- [SELECTED EXTRACT]
_ _ _ _

Lambda-P
Abstract
This post is part of a series on how to reason about code. It describes \(\lambda P\), a precursor to the formal language understood by Coq, an interactive proof assistant I'm learning. Prior posts:
- first, long-ago post here
- a concrete example of symbolic execution
- why I'm interested in type theory here
- the λ Calculus
- the Simply Typed Lambda Calculus
- the Polymorphic Lambda Calculus
- \(\lambda\underline{\omega}\)
This exposition follows that in "Type Theory & Formal Proof" by Nederpelt & Geuvers (abbreviated TTFP throughout), with help from "Lambda Calculi with Types" by Henk Barendregt. Also highly recommended: Philip Wadler's talk Propositions as Types.
Recap
At this point, we've been extending the Simply Typed Lambda Calculus (\(\lambda\rightarrow\)) in different ways, looking at more expressive type systems that preserve the strong normalization guarantee of \(\lambda\rightarrow\). \(\lambda 2\) gave us polymorphism AKA terms depending on types. \(\lambda\underline{\omega}\) gave us functions from types to types AKA types depending on types. Here we'll be looking at one more extension: types depending on terms, otherwise known as dependent types.
Unlike \(\lambda 2\) & \(\lambda \underline{\omega}\), dependent types are not something seen in familiar languages like C++ or Rust. Because of that, and, frankly, because I've found them challenging to understand, I'm going to proceed more slowly than in the earlier posts.
However, that work will, I hope, pay off in the second half of this post when we finally get to the point to which I've been working all this time: using a type system as a framework for formal proof, in which proving things becomes an exercise in term finding (in fact, the "P" in \(\lambda P\) stands for "Predicate").
\(\lambda P\)
Motivational Example
Let's use a standard motivational example for dependent types: length-indexed lists. Suppose we're working in Haskell, we're using lists of Double
to represent vectors, and we'd like to implement the venerable SAXPY operation (Scalar Alpha X Plus Y):
saxpy :: Double -> [Double] -> [Double] -> [Double] saxpy alpha x y = zipWith (\x y -> alpha*x + y) x y
The problem here, of course, is: what if the two vectors are of different size? This implementation will happily return an answer (it will stop the "zip" operation at the end of the shorter of the two vectors), but that answer will be meaningless.

_ _ _ _

- [PROVIDED DATA]
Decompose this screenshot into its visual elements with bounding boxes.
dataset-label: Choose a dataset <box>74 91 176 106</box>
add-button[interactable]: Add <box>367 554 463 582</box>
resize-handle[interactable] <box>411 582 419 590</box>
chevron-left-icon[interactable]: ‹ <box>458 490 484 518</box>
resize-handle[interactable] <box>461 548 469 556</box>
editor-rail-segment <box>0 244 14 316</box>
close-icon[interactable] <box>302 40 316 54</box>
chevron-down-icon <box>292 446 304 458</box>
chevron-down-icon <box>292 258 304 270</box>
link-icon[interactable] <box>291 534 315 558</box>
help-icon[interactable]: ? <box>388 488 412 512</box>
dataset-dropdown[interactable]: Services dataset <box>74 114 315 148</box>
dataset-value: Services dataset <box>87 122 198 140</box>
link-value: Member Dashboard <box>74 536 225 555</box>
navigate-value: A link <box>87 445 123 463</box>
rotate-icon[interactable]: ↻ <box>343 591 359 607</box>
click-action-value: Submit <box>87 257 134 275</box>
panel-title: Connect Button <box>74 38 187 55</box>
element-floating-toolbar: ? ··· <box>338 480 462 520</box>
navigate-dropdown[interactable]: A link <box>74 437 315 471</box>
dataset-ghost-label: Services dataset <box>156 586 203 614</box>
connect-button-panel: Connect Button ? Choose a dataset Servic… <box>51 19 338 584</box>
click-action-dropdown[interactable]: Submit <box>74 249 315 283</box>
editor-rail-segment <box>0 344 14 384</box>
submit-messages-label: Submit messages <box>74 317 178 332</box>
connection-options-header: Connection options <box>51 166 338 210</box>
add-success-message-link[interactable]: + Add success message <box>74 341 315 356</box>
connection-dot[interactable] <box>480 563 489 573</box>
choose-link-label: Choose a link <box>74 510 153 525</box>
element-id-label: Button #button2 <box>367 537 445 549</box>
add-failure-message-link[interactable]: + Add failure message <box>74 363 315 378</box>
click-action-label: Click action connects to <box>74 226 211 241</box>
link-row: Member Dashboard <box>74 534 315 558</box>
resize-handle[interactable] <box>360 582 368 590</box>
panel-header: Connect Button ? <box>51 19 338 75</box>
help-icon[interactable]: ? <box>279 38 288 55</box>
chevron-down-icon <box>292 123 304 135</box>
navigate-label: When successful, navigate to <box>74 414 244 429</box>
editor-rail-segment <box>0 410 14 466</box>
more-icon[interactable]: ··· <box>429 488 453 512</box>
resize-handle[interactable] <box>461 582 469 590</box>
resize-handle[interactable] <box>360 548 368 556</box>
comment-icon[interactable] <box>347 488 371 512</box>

_ _ _ _

- [GOAL 1] In the Lambda-P text, list every outside work the author names as a source or recommends.
- [GOAL 2] Pick up the Lambda-P text after its last sentence and continue writing it.
Nothing asked here depends on the rows.

- [TASK OUTPUT 1]
- "Type Theory & Formal Proof" by Nederpelt & Geuvers
- "Lambda Calculi with Types" by Henk Barendregt
- Philip Wadler's talk Propositions as Types

- [TASK OUTPUT 2]
Of course, we could add a check to our implementation, before the zipWith
invocation, and perhaps abort execution. Better would be to return Maybe [Double]
, with the convention that we'll return Nothing
on error, but this would require our callers to unpack this at every call site (I jest; of course our callers won't always check). Really, what we'd like to do is make the length of the vector part of its type, and arrange to have invocations of saxpy
on arguments of different lengths just be illegal.
In order to do this, we'd need a term in our type system something like:
\begin{equation} \lambda n:\mathbb{N}.\mathbb{V}_n \end{equation}where \(\mathbb{V}_n\) is the set of all vectors of length \(n\). Such a term could be regarded as an indexed type family in that it describes not a single type, but a family of types, each corresponding to some \(n\in \mathbb{N}\), Notably, the type of such a term would have to be \(\mathbb{N}\rightarrow\ast\), something heretofore illegal.
The Π Type
We'll represent indexed type families with a "Π-type": a term of the form \(\Pi x:A.M\) where \(A:\ast\) and \(M\) is a type. We could have a formation rule that looks something like:
\begin{equation} \textbf{(form-v0) } \frac{\Gamma\vdash A:\ast\quad\Gamma,x:A\vdash B:\square}{\Gamma\vdash\Pi x:A.B:\square} \end{equation}Cool, cool: we can express families of types indexed by some other type, and that mapping is itself \(\square\).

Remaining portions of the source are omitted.